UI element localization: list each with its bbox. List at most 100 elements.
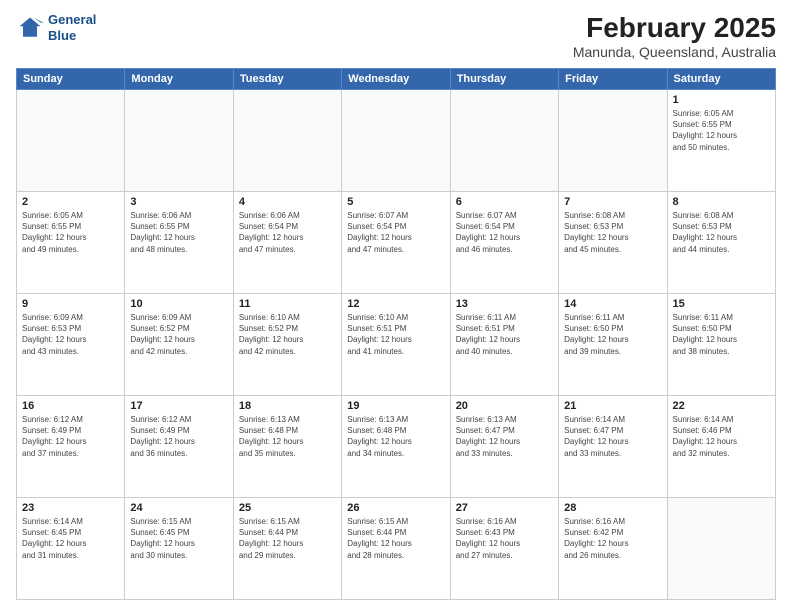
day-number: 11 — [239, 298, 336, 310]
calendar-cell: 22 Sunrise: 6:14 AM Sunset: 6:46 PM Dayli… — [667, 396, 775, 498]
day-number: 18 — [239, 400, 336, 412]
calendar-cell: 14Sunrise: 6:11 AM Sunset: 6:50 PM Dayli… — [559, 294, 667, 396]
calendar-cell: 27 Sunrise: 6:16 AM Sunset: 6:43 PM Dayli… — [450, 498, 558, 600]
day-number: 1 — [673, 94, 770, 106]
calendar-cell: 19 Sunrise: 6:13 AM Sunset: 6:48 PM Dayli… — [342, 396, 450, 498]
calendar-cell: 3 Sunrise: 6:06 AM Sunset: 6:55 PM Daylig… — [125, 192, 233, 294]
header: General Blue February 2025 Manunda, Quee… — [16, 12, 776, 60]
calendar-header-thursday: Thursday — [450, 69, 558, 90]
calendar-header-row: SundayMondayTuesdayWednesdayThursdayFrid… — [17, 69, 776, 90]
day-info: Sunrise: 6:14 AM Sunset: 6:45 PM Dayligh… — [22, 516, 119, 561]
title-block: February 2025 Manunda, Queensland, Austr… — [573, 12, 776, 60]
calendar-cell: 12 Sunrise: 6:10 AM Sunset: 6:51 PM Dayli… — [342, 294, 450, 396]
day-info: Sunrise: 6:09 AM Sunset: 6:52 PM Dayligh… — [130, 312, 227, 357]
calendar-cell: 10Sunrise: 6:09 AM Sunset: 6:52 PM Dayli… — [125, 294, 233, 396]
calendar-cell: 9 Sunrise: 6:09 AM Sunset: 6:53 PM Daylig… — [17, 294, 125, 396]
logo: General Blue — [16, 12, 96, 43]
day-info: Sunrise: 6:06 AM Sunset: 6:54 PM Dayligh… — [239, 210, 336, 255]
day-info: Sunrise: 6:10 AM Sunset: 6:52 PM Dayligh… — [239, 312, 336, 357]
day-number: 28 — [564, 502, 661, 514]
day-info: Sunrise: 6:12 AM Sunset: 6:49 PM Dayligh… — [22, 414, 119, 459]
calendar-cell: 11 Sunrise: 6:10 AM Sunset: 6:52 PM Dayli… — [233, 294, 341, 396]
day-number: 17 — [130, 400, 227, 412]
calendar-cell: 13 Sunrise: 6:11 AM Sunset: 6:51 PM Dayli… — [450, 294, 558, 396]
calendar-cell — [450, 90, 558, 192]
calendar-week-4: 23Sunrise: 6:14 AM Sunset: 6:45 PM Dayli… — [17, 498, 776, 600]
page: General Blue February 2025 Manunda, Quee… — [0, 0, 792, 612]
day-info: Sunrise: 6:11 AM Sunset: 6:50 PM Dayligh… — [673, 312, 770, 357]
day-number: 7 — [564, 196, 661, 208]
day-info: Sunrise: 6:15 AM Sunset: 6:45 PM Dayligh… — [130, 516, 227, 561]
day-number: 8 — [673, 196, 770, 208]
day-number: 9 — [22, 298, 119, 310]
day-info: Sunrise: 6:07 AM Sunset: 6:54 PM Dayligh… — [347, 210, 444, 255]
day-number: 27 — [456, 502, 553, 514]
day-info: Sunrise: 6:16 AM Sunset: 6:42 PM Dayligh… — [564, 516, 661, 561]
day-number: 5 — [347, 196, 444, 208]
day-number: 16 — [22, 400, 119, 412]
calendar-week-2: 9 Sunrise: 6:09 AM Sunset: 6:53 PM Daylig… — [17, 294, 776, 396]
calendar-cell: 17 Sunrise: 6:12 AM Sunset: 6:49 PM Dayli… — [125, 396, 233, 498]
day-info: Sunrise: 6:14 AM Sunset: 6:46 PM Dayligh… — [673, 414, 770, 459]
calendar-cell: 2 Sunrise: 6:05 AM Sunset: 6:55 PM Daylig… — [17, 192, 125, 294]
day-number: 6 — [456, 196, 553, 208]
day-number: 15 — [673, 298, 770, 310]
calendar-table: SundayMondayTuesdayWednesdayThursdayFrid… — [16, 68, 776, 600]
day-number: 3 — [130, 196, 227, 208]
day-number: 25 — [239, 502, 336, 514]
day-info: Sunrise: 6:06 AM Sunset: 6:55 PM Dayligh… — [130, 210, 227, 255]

________________________

Brief: Reproduce the records above with every "day-number" swapped for "date-label" and everything else unchanged. Leave out the pictures.

Written answer:
UI element localization: list each with its bbox. List at most 100 elements.
date-label: 11 — [239, 298, 336, 310]
calendar-cell: 22 Sunrise: 6:14 AM Sunset: 6:46 PM Dayli… — [667, 396, 775, 498]
date-label: 18 — [239, 400, 336, 412]
calendar-cell: 14Sunrise: 6:11 AM Sunset: 6:50 PM Dayli… — [559, 294, 667, 396]
calendar-cell: 27 Sunrise: 6:16 AM Sunset: 6:43 PM Dayli… — [450, 498, 558, 600]
date-label: 1 — [673, 94, 770, 106]
calendar-cell: 19 Sunrise: 6:13 AM Sunset: 6:48 PM Dayli… — [342, 396, 450, 498]
calendar-cell: 3 Sunrise: 6:06 AM Sunset: 6:55 PM Daylig… — [125, 192, 233, 294]
header: General Blue February 2025 Manunda, Quee… — [16, 12, 776, 60]
calendar-header-thursday: Thursday — [450, 69, 558, 90]
calendar-header-row: SundayMondayTuesdayWednesdayThursdayFrid… — [17, 69, 776, 90]
day-info: Sunrise: 6:14 AM Sunset: 6:45 PM Dayligh… — [22, 516, 119, 561]
title-block: February 2025 Manunda, Queensland, Austr… — [573, 12, 776, 60]
calendar-cell: 12 Sunrise: 6:10 AM Sunset: 6:51 PM Dayli… — [342, 294, 450, 396]
day-info: Sunrise: 6:09 AM Sunset: 6:52 PM Dayligh… — [130, 312, 227, 357]
calendar-cell: 10Sunrise: 6:09 AM Sunset: 6:52 PM Dayli… — [125, 294, 233, 396]
calendar-cell: 9 Sunrise: 6:09 AM Sunset: 6:53 PM Daylig… — [17, 294, 125, 396]
logo: General Blue — [16, 12, 96, 43]
day-info: Sunrise: 6:06 AM Sunset: 6:54 PM Dayligh… — [239, 210, 336, 255]
day-info: Sunrise: 6:10 AM Sunset: 6:52 PM Dayligh… — [239, 312, 336, 357]
date-label: 28 — [564, 502, 661, 514]
day-info: Sunrise: 6:12 AM Sunset: 6:49 PM Dayligh… — [22, 414, 119, 459]
calendar-cell: 11 Sunrise: 6:10 AM Sunset: 6:52 PM Dayli… — [233, 294, 341, 396]
date-label: 17 — [130, 400, 227, 412]
calendar-cell: 13 Sunrise: 6:11 AM Sunset: 6:51 PM Dayli… — [450, 294, 558, 396]
calendar-cell — [450, 90, 558, 192]
calendar-week-4: 23Sunrise: 6:14 AM Sunset: 6:45 PM Dayli… — [17, 498, 776, 600]
page: General Blue February 2025 Manunda, Quee… — [0, 0, 792, 612]
day-info: Sunrise: 6:11 AM Sunset: 6:50 PM Dayligh… — [673, 312, 770, 357]
date-label: 7 — [564, 196, 661, 208]
day-info: Sunrise: 6:15 AM Sunset: 6:45 PM Dayligh… — [130, 516, 227, 561]
date-label: 8 — [673, 196, 770, 208]
date-label: 9 — [22, 298, 119, 310]
day-info: Sunrise: 6:07 AM Sunset: 6:54 PM Dayligh… — [347, 210, 444, 255]
date-label: 27 — [456, 502, 553, 514]
day-info: Sunrise: 6:16 AM Sunset: 6:42 PM Dayligh… — [564, 516, 661, 561]
date-label: 5 — [347, 196, 444, 208]
date-label: 16 — [22, 400, 119, 412]
calendar-week-2: 9 Sunrise: 6:09 AM Sunset: 6:53 PM Daylig… — [17, 294, 776, 396]
calendar-cell: 17 Sunrise: 6:12 AM Sunset: 6:49 PM Dayli… — [125, 396, 233, 498]
day-info: Sunrise: 6:14 AM Sunset: 6:46 PM Dayligh… — [673, 414, 770, 459]
calendar-cell: 2 Sunrise: 6:05 AM Sunset: 6:55 PM Daylig… — [17, 192, 125, 294]
date-label: 6 — [456, 196, 553, 208]
date-label: 15 — [673, 298, 770, 310]
calendar-table: SundayMondayTuesdayWednesdayThursdayFrid… — [16, 68, 776, 600]
date-label: 3 — [130, 196, 227, 208]
date-label: 25 — [239, 502, 336, 514]
day-info: Sunrise: 6:06 AM Sunset: 6:55 PM Dayligh… — [130, 210, 227, 255]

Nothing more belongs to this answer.